Work to do
Search the material below for the string "modo" and list each line that holds it.

Data supplied
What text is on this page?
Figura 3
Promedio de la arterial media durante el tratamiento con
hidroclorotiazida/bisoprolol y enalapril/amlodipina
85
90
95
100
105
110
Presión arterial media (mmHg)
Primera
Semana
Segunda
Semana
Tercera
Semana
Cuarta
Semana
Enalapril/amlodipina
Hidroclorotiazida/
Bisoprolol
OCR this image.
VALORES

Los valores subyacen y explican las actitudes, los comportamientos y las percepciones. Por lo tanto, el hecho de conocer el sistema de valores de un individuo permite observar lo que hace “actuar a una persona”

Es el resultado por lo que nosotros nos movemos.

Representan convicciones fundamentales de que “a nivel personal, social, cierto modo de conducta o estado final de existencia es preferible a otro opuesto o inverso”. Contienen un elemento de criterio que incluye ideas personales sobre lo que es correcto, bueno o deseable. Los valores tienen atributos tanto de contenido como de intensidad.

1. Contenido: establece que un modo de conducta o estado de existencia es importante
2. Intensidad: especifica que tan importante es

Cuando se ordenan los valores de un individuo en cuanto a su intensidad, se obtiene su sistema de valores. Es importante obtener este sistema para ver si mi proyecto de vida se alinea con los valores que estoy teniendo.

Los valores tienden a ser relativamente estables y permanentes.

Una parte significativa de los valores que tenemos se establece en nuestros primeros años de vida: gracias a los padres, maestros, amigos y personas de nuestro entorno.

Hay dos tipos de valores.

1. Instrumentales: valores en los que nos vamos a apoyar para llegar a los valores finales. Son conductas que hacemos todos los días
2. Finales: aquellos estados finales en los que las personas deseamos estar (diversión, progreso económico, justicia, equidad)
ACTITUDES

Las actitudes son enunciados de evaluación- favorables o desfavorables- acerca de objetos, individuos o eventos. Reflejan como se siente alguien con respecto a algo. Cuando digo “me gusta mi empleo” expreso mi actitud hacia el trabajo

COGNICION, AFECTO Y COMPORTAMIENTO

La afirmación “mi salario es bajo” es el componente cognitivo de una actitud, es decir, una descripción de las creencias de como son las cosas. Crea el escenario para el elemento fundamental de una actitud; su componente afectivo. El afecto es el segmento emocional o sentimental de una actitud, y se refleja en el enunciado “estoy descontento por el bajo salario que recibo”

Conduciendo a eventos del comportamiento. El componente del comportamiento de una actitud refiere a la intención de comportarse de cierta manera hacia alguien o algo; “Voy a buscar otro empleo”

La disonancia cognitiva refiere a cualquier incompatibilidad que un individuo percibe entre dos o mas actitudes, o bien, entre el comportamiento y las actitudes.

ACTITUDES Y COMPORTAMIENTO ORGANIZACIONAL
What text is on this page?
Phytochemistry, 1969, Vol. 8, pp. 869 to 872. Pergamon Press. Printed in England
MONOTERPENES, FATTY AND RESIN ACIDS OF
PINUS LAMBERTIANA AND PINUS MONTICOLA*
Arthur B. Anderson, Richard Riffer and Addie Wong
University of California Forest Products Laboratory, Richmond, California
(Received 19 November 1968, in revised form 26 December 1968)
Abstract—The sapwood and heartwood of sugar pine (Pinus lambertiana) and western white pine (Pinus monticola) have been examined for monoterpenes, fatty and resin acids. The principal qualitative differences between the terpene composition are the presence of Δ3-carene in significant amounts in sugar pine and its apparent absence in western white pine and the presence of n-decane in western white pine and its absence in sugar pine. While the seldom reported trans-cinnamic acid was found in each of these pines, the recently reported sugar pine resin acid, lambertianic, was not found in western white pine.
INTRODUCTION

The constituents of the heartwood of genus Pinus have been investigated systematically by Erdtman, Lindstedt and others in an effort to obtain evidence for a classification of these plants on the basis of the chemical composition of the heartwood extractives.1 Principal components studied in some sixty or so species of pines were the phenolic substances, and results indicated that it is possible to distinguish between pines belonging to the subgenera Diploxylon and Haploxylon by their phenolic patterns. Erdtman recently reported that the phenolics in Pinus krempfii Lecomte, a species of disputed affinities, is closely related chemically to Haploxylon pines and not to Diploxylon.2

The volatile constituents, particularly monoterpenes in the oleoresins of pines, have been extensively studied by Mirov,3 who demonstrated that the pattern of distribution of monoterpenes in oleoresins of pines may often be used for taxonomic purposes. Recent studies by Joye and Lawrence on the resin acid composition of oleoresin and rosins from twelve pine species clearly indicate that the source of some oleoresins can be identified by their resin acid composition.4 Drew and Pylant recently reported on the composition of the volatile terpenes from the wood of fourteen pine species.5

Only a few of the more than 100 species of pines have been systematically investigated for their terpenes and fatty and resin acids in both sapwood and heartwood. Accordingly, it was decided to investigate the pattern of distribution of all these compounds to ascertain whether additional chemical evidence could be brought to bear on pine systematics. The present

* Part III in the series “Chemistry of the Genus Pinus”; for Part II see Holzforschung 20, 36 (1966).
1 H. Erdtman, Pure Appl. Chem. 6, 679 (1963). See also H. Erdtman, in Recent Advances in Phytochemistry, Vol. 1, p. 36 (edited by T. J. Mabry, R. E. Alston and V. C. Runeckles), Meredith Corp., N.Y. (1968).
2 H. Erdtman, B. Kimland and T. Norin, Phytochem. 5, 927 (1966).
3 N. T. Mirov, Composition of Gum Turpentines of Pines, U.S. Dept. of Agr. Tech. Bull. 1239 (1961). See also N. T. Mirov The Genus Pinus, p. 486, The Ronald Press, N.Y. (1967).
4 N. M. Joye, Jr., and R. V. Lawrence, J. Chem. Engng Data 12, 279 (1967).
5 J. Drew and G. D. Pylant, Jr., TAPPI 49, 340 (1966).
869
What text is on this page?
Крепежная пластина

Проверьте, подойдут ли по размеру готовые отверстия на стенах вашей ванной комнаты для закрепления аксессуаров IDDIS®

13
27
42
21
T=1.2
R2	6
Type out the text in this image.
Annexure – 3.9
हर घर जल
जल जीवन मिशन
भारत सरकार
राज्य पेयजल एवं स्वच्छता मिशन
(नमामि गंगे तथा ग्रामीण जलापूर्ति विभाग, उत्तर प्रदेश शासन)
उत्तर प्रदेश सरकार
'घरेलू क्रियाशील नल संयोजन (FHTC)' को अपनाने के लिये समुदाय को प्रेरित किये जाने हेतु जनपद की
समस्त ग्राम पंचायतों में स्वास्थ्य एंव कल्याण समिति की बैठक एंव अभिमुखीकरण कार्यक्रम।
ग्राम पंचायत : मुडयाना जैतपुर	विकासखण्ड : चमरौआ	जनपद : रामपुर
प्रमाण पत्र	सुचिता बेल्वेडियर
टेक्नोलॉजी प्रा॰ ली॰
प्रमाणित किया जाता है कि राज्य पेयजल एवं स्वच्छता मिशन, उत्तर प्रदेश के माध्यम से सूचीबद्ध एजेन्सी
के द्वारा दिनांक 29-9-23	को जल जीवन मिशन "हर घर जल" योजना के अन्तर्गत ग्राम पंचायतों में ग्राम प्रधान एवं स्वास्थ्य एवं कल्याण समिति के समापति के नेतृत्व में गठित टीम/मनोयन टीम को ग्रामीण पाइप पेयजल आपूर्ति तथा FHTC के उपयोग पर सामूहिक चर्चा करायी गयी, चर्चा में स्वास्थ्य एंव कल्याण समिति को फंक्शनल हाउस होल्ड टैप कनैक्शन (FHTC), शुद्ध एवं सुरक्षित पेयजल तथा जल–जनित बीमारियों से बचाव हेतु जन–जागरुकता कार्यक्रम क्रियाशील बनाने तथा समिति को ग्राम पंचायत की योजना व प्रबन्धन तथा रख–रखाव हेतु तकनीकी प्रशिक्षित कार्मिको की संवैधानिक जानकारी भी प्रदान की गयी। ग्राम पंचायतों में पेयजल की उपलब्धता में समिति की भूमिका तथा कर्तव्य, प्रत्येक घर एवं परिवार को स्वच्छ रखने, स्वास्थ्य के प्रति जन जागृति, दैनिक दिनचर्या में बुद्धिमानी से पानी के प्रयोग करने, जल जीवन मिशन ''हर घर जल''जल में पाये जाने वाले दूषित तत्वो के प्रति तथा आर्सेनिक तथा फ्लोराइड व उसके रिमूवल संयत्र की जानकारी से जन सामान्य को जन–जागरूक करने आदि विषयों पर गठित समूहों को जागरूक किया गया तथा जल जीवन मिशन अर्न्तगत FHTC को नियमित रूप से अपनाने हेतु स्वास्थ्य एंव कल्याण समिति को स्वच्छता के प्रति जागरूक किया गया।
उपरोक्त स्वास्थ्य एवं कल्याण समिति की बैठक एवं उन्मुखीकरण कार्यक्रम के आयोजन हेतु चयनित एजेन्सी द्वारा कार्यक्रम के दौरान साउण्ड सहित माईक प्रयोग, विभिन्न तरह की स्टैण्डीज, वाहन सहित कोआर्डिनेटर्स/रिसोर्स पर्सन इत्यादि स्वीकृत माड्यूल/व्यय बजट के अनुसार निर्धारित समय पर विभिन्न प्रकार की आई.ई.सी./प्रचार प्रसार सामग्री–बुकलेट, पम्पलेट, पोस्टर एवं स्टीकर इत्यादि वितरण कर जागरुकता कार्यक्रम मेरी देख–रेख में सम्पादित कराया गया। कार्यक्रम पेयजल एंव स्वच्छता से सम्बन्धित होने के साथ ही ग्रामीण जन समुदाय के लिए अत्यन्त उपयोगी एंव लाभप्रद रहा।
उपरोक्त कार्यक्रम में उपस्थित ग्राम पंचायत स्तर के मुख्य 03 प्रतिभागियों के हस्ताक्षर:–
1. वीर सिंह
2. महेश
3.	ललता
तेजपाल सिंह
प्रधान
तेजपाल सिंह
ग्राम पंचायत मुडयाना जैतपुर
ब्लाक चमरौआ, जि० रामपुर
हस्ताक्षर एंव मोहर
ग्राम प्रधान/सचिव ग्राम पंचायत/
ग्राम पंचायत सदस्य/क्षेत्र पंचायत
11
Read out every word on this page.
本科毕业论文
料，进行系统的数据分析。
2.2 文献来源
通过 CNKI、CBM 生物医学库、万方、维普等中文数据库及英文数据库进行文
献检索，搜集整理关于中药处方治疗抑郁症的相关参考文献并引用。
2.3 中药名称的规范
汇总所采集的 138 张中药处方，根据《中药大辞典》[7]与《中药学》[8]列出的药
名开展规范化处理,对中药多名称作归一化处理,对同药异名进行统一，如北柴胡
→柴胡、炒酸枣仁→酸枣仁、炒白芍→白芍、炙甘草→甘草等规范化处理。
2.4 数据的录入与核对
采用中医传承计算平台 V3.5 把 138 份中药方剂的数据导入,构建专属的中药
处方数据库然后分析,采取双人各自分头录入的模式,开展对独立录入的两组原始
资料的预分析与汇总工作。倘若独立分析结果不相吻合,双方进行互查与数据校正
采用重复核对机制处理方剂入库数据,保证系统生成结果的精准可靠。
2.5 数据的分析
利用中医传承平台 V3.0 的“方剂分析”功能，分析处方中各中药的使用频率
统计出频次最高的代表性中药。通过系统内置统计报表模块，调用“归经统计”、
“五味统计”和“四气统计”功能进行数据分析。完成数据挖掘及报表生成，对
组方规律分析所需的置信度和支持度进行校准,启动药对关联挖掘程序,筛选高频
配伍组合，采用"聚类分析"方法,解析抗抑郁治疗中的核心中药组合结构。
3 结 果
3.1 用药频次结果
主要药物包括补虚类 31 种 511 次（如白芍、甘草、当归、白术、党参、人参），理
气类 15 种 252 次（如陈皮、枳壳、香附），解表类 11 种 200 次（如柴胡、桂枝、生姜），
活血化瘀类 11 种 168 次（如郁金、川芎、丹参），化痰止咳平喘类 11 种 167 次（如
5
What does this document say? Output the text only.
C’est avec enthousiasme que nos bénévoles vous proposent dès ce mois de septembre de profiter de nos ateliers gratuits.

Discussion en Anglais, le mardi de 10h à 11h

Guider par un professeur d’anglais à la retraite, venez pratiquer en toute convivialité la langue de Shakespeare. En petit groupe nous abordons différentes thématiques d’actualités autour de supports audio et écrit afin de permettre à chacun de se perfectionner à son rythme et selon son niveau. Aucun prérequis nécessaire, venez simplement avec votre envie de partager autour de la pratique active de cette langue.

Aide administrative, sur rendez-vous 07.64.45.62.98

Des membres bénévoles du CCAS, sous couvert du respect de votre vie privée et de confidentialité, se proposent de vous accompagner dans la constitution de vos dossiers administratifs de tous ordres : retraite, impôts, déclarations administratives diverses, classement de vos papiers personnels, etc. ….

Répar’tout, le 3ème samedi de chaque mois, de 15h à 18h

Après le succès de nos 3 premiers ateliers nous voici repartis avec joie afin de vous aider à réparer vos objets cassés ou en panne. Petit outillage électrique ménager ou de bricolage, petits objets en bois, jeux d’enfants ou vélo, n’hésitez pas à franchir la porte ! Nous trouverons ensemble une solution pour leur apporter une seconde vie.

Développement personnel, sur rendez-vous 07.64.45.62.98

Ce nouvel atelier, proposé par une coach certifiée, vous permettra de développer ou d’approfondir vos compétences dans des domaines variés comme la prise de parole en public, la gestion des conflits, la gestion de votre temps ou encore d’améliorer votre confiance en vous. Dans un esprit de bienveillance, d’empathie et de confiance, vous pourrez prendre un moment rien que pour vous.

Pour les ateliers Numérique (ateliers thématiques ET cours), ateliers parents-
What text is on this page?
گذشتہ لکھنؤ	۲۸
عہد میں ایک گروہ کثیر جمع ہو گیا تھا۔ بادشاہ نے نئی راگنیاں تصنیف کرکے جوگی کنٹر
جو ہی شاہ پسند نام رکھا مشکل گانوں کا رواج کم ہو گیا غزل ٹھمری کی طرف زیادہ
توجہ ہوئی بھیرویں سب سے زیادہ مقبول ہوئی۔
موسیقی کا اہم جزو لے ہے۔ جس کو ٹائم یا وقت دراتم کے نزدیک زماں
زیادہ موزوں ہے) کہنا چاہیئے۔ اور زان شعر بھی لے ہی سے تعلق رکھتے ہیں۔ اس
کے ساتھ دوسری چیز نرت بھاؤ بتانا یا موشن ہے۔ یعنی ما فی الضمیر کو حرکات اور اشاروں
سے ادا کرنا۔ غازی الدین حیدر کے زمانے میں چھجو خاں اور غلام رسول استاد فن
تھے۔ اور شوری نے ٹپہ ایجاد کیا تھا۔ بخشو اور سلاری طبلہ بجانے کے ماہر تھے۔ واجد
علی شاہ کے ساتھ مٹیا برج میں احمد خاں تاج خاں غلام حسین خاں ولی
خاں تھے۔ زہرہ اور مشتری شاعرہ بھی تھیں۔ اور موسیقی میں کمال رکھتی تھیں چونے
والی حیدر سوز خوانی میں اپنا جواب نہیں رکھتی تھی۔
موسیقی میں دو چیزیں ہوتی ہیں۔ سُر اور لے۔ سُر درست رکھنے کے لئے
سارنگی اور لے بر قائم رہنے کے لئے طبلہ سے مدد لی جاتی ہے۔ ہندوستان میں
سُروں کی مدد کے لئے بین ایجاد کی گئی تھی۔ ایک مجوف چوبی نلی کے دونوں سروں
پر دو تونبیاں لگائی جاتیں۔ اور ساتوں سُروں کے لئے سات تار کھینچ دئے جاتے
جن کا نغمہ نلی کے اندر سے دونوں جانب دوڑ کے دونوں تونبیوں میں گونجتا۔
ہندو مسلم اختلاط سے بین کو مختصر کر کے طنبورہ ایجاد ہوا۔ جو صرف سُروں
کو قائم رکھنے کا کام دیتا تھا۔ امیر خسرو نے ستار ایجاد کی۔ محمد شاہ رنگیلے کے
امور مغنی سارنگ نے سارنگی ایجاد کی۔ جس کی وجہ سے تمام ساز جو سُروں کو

Answer to this task
Representan convicciones fundamentales de que “a nivel personal, social, cierto modo de conducta o estado final de existencia es preferible a otro opuesto o inverso”. Contienen un elemento de criterio que incluye ideas personales sobre lo que es correcto, bueno o deseable. Los valores tienen atributos tanto de contenido como de intensidad.
1. Contenido: establece que un modo de conducta o estado de existencia es importante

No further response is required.